Please pull out each line in the listing below that contains the string "elements", and copy those lines over unchanged.

======== Data

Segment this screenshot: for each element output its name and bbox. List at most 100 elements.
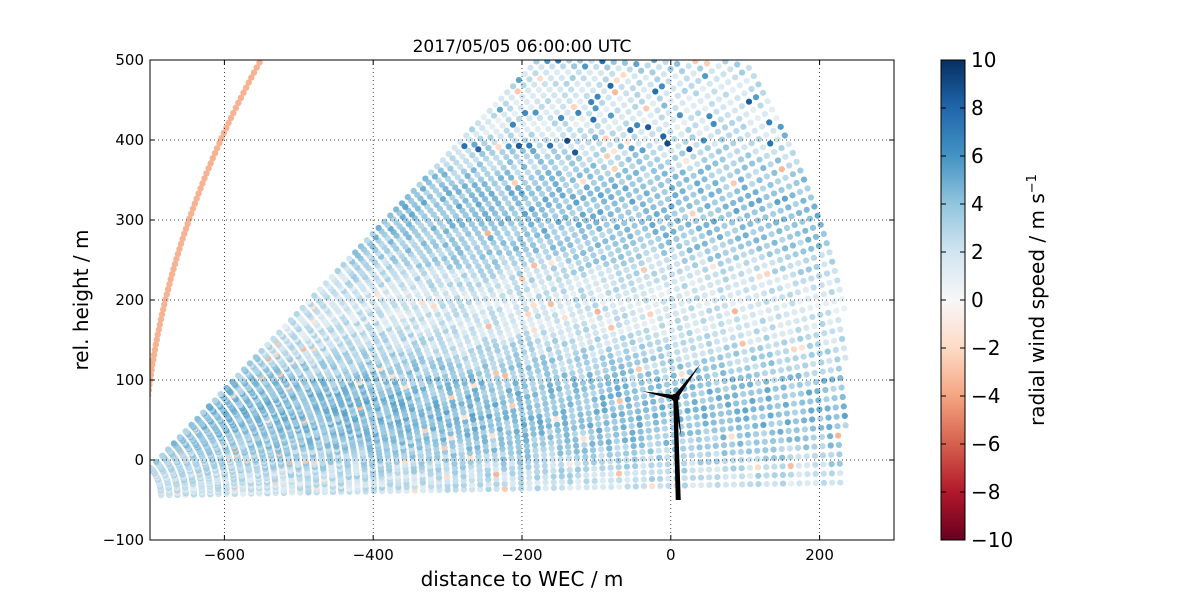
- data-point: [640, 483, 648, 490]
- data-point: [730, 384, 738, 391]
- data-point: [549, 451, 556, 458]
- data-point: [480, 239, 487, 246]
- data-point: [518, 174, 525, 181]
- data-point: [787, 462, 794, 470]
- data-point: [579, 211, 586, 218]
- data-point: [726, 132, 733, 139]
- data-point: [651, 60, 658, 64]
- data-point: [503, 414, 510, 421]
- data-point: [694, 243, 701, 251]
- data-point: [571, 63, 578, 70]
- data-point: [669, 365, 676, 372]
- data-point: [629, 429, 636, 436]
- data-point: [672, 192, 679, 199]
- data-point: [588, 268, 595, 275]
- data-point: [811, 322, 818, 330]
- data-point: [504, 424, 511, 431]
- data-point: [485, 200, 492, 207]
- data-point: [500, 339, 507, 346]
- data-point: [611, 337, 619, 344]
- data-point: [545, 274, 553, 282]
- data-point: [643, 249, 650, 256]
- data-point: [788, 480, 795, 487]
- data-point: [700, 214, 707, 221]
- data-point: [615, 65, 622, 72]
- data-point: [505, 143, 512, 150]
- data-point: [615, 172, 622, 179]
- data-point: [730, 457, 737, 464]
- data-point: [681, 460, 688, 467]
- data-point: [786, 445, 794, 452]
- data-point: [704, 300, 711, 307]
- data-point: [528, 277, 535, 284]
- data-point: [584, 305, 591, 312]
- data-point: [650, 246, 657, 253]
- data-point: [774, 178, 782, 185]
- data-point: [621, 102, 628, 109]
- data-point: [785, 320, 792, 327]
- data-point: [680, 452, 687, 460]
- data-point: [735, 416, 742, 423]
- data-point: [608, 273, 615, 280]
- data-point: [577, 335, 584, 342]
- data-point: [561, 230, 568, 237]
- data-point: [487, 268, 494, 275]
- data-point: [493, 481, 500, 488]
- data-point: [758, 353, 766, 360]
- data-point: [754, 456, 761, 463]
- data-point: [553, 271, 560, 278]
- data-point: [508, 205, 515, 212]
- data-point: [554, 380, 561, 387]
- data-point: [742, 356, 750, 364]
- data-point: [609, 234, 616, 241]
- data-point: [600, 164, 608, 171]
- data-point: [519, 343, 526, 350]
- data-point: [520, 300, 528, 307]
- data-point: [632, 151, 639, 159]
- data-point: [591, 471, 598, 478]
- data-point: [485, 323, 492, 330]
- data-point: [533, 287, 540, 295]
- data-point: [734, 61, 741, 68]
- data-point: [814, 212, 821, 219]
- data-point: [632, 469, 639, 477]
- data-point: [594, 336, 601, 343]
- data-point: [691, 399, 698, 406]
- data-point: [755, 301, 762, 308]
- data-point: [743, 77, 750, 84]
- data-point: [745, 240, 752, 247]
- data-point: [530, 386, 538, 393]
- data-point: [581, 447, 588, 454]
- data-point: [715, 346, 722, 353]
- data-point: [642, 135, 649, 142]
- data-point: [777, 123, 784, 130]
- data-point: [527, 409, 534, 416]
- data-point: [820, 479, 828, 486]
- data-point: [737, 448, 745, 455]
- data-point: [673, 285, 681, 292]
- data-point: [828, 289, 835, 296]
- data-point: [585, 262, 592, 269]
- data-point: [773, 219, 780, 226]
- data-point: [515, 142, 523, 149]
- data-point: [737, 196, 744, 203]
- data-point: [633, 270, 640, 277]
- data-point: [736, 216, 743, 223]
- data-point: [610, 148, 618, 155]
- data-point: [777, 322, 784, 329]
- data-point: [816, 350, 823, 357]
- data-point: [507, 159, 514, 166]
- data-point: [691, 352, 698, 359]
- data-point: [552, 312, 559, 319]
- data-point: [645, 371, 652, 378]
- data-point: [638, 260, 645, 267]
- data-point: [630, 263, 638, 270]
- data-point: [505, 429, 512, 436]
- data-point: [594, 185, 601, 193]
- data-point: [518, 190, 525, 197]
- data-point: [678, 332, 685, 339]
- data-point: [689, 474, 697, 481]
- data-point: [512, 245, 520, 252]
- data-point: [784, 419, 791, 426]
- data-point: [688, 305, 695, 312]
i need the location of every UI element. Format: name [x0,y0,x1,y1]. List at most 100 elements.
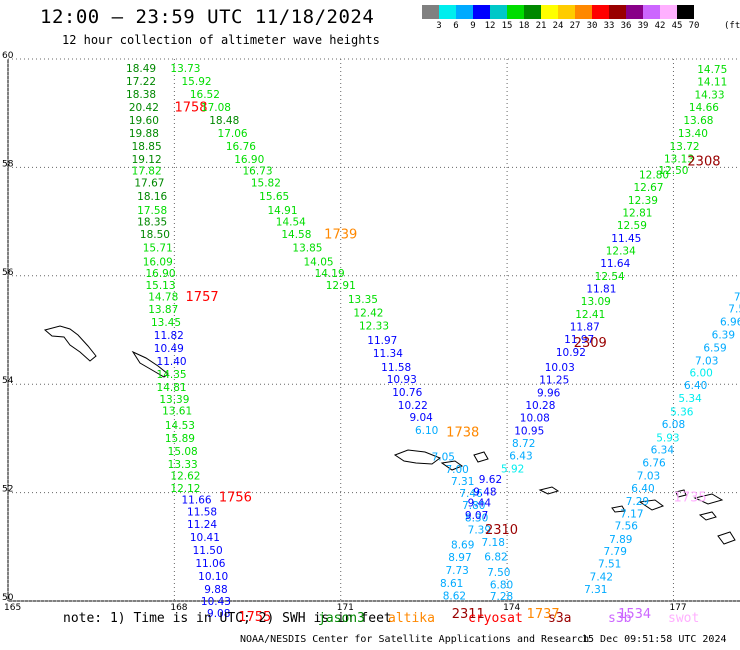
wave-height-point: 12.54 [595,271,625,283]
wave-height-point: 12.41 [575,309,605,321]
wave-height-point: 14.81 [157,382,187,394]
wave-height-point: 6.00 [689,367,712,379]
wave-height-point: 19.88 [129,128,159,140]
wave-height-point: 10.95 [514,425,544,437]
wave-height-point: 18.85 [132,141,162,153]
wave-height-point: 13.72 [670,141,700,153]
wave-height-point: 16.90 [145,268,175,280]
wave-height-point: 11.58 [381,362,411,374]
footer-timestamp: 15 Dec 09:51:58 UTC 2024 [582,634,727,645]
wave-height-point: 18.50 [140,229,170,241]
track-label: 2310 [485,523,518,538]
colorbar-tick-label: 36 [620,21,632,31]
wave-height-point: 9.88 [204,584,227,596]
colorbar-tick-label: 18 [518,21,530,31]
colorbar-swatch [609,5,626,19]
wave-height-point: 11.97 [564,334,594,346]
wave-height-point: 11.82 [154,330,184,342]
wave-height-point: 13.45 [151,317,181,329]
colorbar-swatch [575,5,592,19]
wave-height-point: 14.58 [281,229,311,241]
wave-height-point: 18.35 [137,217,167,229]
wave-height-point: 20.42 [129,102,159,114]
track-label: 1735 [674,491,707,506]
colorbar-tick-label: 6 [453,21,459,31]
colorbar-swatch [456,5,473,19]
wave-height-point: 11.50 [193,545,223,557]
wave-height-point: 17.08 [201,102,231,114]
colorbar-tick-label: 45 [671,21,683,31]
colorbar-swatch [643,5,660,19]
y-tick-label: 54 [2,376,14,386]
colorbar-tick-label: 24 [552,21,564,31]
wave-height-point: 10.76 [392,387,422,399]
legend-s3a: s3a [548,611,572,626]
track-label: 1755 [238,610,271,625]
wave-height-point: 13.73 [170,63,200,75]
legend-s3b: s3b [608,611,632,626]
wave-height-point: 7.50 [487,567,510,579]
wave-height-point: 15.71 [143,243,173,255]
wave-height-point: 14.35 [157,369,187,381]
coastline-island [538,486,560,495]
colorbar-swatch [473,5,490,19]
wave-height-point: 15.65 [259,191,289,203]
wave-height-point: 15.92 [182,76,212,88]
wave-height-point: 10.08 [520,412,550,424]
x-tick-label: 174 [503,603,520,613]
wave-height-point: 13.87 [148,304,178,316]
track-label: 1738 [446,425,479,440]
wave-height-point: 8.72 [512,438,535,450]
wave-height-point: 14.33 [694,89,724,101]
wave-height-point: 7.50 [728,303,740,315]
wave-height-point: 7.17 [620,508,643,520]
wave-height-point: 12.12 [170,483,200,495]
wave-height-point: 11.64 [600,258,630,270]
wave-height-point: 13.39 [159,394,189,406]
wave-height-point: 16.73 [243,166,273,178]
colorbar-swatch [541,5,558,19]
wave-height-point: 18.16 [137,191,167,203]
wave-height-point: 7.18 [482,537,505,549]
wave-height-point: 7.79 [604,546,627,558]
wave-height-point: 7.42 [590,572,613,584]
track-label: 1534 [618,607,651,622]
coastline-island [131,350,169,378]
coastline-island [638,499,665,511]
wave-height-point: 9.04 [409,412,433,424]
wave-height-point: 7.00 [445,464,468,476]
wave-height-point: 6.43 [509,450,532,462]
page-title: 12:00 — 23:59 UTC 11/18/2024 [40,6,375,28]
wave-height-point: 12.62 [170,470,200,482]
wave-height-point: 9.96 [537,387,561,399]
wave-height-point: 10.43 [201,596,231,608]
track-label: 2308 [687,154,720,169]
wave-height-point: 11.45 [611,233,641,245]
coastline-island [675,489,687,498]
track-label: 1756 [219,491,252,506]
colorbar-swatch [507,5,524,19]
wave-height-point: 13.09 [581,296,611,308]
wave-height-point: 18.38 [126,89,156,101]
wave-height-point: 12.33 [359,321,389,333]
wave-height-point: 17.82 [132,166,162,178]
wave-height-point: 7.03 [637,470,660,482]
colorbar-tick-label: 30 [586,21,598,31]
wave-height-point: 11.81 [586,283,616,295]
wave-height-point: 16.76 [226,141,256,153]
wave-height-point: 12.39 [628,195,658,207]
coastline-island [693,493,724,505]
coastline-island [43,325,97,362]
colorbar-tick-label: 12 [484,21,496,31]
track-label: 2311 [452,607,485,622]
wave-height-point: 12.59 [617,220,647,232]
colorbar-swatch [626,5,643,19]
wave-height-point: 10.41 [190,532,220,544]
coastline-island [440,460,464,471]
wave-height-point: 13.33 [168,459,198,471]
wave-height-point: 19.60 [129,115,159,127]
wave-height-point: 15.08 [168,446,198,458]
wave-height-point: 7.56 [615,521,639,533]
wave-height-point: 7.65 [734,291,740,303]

================

The response:
Segment this screenshot: for each element output its name and bbox. List at most 100 elements.
i need the location of every UI element. Format: name [x0,y0,x1,y1]. List at most 100 elements.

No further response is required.